STATED TASK:
In the listing below, find every line with the string "ACTORES" and pull it out.

Figure dataset records

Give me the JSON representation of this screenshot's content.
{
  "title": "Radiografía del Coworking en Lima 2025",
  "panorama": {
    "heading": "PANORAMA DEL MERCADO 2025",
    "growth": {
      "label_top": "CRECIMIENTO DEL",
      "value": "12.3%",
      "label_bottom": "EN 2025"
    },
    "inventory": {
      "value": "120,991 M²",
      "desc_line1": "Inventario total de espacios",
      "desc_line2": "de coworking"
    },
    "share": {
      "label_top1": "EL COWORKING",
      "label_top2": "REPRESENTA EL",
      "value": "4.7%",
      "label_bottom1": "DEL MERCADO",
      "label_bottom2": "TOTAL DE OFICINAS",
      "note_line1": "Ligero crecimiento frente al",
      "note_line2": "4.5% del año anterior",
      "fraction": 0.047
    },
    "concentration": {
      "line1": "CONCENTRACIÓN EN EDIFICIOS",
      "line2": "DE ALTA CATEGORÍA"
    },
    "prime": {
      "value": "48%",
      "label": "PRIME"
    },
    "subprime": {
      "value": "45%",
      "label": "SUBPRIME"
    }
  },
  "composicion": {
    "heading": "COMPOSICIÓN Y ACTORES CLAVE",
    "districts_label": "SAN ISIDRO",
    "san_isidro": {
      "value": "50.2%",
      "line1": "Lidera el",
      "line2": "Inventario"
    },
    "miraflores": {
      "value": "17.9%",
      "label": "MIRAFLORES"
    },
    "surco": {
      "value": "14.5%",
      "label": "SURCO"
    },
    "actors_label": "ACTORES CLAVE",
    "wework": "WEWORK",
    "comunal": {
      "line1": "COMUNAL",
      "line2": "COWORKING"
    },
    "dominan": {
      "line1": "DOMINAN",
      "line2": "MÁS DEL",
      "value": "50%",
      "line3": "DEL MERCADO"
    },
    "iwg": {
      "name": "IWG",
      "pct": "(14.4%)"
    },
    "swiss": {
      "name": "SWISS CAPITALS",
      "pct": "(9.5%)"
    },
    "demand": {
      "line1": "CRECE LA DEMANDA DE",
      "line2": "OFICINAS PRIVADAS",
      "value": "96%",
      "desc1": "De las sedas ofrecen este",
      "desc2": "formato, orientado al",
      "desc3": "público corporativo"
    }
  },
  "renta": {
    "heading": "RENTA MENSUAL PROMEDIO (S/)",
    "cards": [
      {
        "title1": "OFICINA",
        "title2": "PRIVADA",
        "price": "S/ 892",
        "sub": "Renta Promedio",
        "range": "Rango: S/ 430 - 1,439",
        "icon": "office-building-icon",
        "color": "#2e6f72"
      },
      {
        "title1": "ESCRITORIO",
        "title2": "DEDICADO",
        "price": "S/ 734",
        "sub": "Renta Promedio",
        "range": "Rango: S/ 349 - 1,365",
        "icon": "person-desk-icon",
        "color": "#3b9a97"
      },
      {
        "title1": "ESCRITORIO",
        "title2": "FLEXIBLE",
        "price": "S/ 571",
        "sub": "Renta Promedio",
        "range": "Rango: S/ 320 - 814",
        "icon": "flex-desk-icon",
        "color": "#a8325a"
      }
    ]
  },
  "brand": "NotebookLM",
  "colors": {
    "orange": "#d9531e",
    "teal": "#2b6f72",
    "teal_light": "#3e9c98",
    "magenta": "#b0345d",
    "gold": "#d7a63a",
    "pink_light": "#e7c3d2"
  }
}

OUTPUT BELOW:
    "heading": "COMPOSICIÓN Y ACTORES CLAVE",
    "actors_label": "ACTORES CLAVE",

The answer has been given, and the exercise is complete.